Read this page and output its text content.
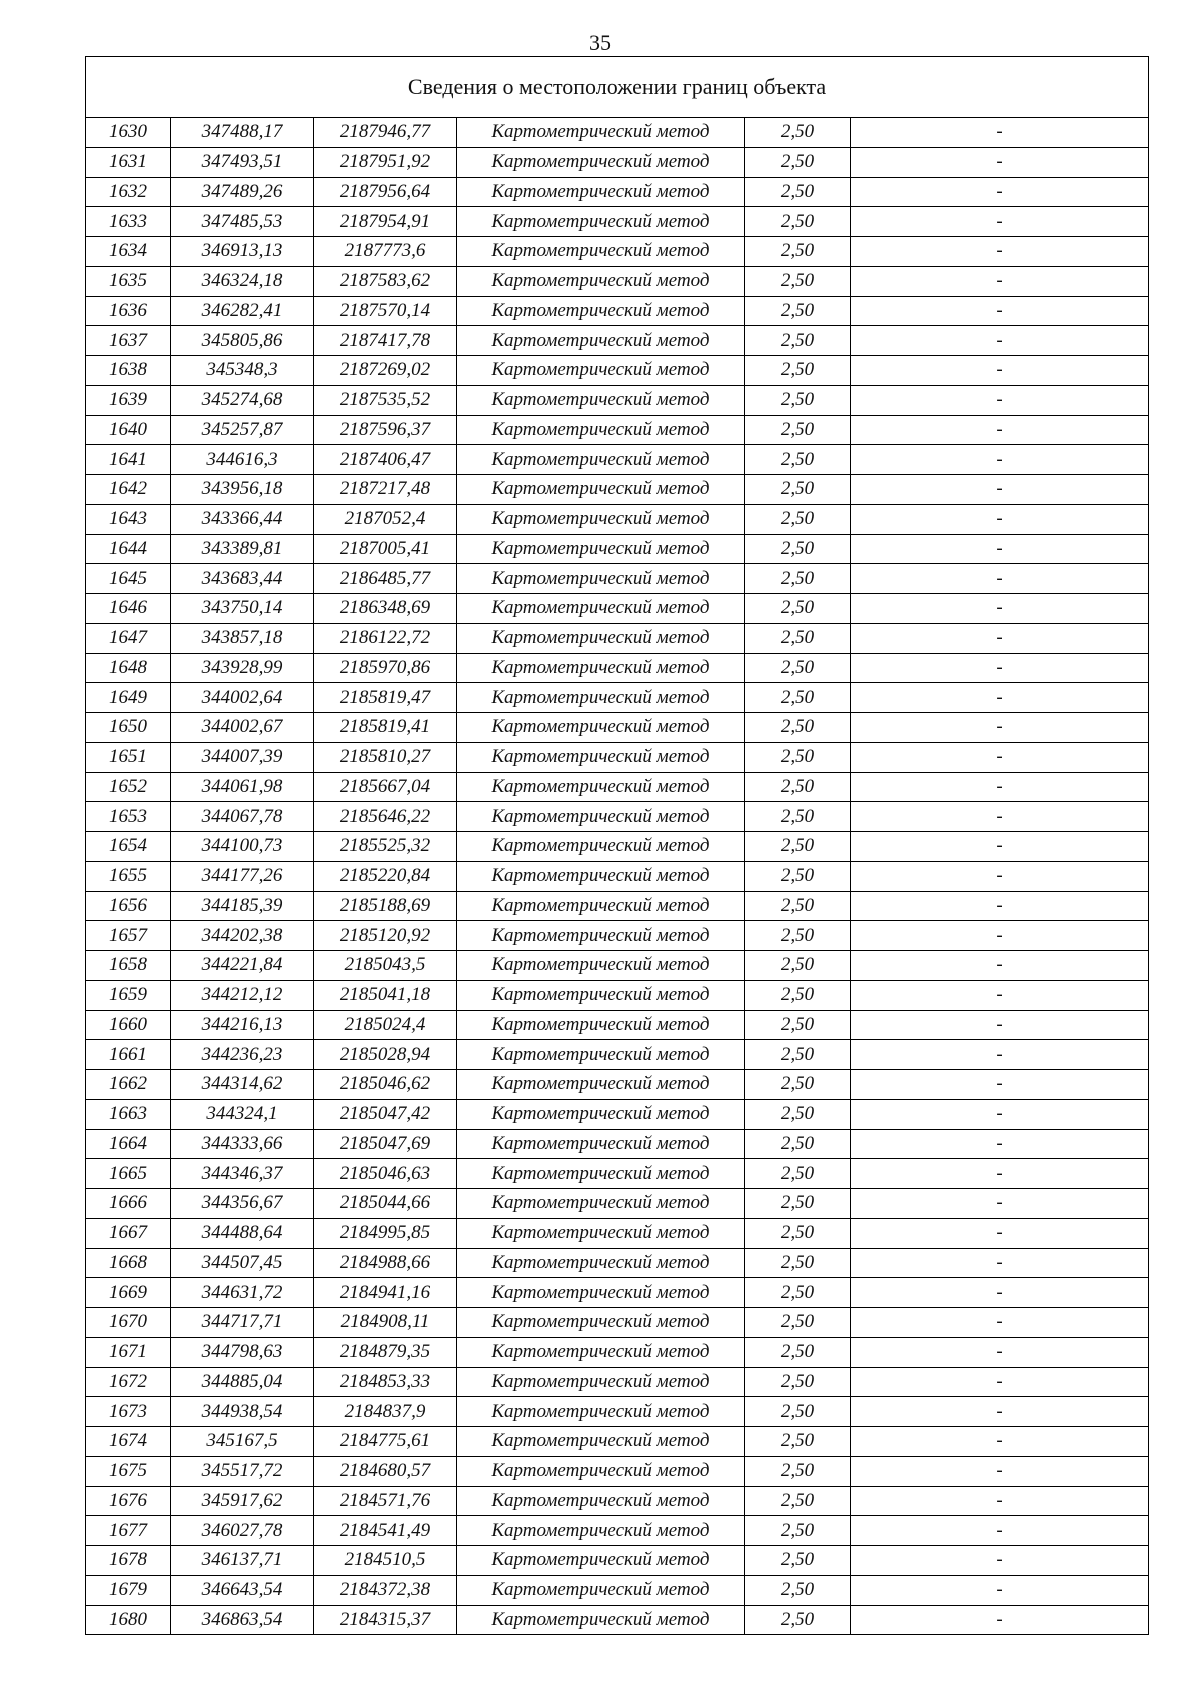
35
Сведения о местоположении границ объекта					
1630	347488,17	2187946,77	Картометрический метод	2,50	-
1631	347493,51	2187951,92	Картометрический метод	2,50	-
1632	347489,26	2187956,64	Картометрический метод	2,50	-
1633	347485,53	2187954,91	Картометрический метод	2,50	-
1634	346913,13	2187773,6	Картометрический метод	2,50	-
1635	346324,18	2187583,62	Картометрический метод	2,50	-
1636	346282,41	2187570,14	Картометрический метод	2,50	-
1637	345805,86	2187417,78	Картометрический метод	2,50	-
1638	345348,3	2187269,02	Картометрический метод	2,50	-
1639	345274,68	2187535,52	Картометрический метод	2,50	-
1640	345257,87	2187596,37	Картометрический метод	2,50	-
1641	344616,3	2187406,47	Картометрический метод	2,50	-
1642	343956,18	2187217,48	Картометрический метод	2,50	-
1643	343366,44	2187052,4	Картометрический метод	2,50	-
1644	343389,81	2187005,41	Картометрический метод	2,50	-
1645	343683,44	2186485,77	Картометрический метод	2,50	-
1646	343750,14	2186348,69	Картометрический метод	2,50	-
1647	343857,18	2186122,72	Картометрический метод	2,50	-
1648	343928,99	2185970,86	Картометрический метод	2,50	-
1649	344002,64	2185819,47	Картометрический метод	2,50	-
1650	344002,67	2185819,41	Картометрический метод	2,50	-
1651	344007,39	2185810,27	Картометрический метод	2,50	-
1652	344061,98	2185667,04	Картометрический метод	2,50	-
1653	344067,78	2185646,22	Картометрический метод	2,50	-
1654	344100,73	2185525,32	Картометрический метод	2,50	-
1655	344177,26	2185220,84	Картометрический метод	2,50	-
1656	344185,39	2185188,69	Картометрический метод	2,50	-
1657	344202,38	2185120,92	Картометрический метод	2,50	-
1658	344221,84	2185043,5	Картометрический метод	2,50	-
1659	344212,12	2185041,18	Картометрический метод	2,50	-
1660	344216,13	2185024,4	Картометрический метод	2,50	-
1661	344236,23	2185028,94	Картометрический метод	2,50	-
1662	344314,62	2185046,62	Картометрический метод	2,50	-
1663	344324,1	2185047,42	Картометрический метод	2,50	-
1664	344333,66	2185047,69	Картометрический метод	2,50	-
1665	344346,37	2185046,63	Картометрический метод	2,50	-
1666	344356,67	2185044,66	Картометрический метод	2,50	-
1667	344488,64	2184995,85	Картометрический метод	2,50	-
1668	344507,45	2184988,66	Картометрический метод	2,50	-
1669	344631,72	2184941,16	Картометрический метод	2,50	-
1670	344717,71	2184908,11	Картометрический метод	2,50	-
1671	344798,63	2184879,35	Картометрический метод	2,50	-
1672	344885,04	2184853,33	Картометрический метод	2,50	-
1673	344938,54	2184837,9	Картометрический метод	2,50	-
1674	345167,5	2184775,61	Картометрический метод	2,50	-
1675	345517,72	2184680,57	Картометрический метод	2,50	-
1676	345917,62	2184571,76	Картометрический метод	2,50	-
1677	346027,78	2184541,49	Картометрический метод	2,50	-
1678	346137,71	2184510,5	Картометрический метод	2,50	-
1679	346643,54	2184372,38	Картометрический метод	2,50	-
1680	346863,54	2184315,37	Картометрический метод	2,50	-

§ EXERCISE INSTRUCTIONS:
Write out all the entries again, word for word, and print no images.

§ RESULT OF THIS EXERCISE:
Read this page and output its text content.
35
Сведения о местоположении границ объекта					
1630	347488,17	2187946,77	Картометрический метод	2,50	-
1631	347493,51	2187951,92	Картометрический метод	2,50	-
1632	347489,26	2187956,64	Картометрический метод	2,50	-
1633	347485,53	2187954,91	Картометрический метод	2,50	-
1634	346913,13	2187773,6	Картометрический метод	2,50	-
1635	346324,18	2187583,62	Картометрический метод	2,50	-
1636	346282,41	2187570,14	Картометрический метод	2,50	-
1637	345805,86	2187417,78	Картометрический метод	2,50	-
1638	345348,3	2187269,02	Картометрический метод	2,50	-
1639	345274,68	2187535,52	Картометрический метод	2,50	-
1640	345257,87	2187596,37	Картометрический метод	2,50	-
1641	344616,3	2187406,47	Картометрический метод	2,50	-
1642	343956,18	2187217,48	Картометрический метод	2,50	-
1643	343366,44	2187052,4	Картометрический метод	2,50	-
1644	343389,81	2187005,41	Картометрический метод	2,50	-
1645	343683,44	2186485,77	Картометрический метод	2,50	-
1646	343750,14	2186348,69	Картометрический метод	2,50	-
1647	343857,18	2186122,72	Картометрический метод	2,50	-
1648	343928,99	2185970,86	Картометрический метод	2,50	-
1649	344002,64	2185819,47	Картометрический метод	2,50	-
1650	344002,67	2185819,41	Картометрический метод	2,50	-
1651	344007,39	2185810,27	Картометрический метод	2,50	-
1652	344061,98	2185667,04	Картометрический метод	2,50	-
1653	344067,78	2185646,22	Картометрический метод	2,50	-
1654	344100,73	2185525,32	Картометрический метод	2,50	-
1655	344177,26	2185220,84	Картометрический метод	2,50	-
1656	344185,39	2185188,69	Картометрический метод	2,50	-
1657	344202,38	2185120,92	Картометрический метод	2,50	-
1658	344221,84	2185043,5	Картометрический метод	2,50	-
1659	344212,12	2185041,18	Картометрический метод	2,50	-
1660	344216,13	2185024,4	Картометрический метод	2,50	-
1661	344236,23	2185028,94	Картометрический метод	2,50	-
1662	344314,62	2185046,62	Картометрический метод	2,50	-
1663	344324,1	2185047,42	Картометрический метод	2,50	-
1664	344333,66	2185047,69	Картометрический метод	2,50	-
1665	344346,37	2185046,63	Картометрический метод	2,50	-
1666	344356,67	2185044,66	Картометрический метод	2,50	-
1667	344488,64	2184995,85	Картометрический метод	2,50	-
1668	344507,45	2184988,66	Картометрический метод	2,50	-
1669	344631,72	2184941,16	Картометрический метод	2,50	-
1670	344717,71	2184908,11	Картометрический метод	2,50	-
1671	344798,63	2184879,35	Картометрический метод	2,50	-
1672	344885,04	2184853,33	Картометрический метод	2,50	-
1673	344938,54	2184837,9	Картометрический метод	2,50	-
1674	345167,5	2184775,61	Картометрический метод	2,50	-
1675	345517,72	2184680,57	Картометрический метод	2,50	-
1676	345917,62	2184571,76	Картометрический метод	2,50	-
1677	346027,78	2184541,49	Картометрический метод	2,50	-
1678	346137,71	2184510,5	Картометрический метод	2,50	-
1679	346643,54	2184372,38	Картометрический метод	2,50	-
1680	346863,54	2184315,37	Картометрический метод	2,50	-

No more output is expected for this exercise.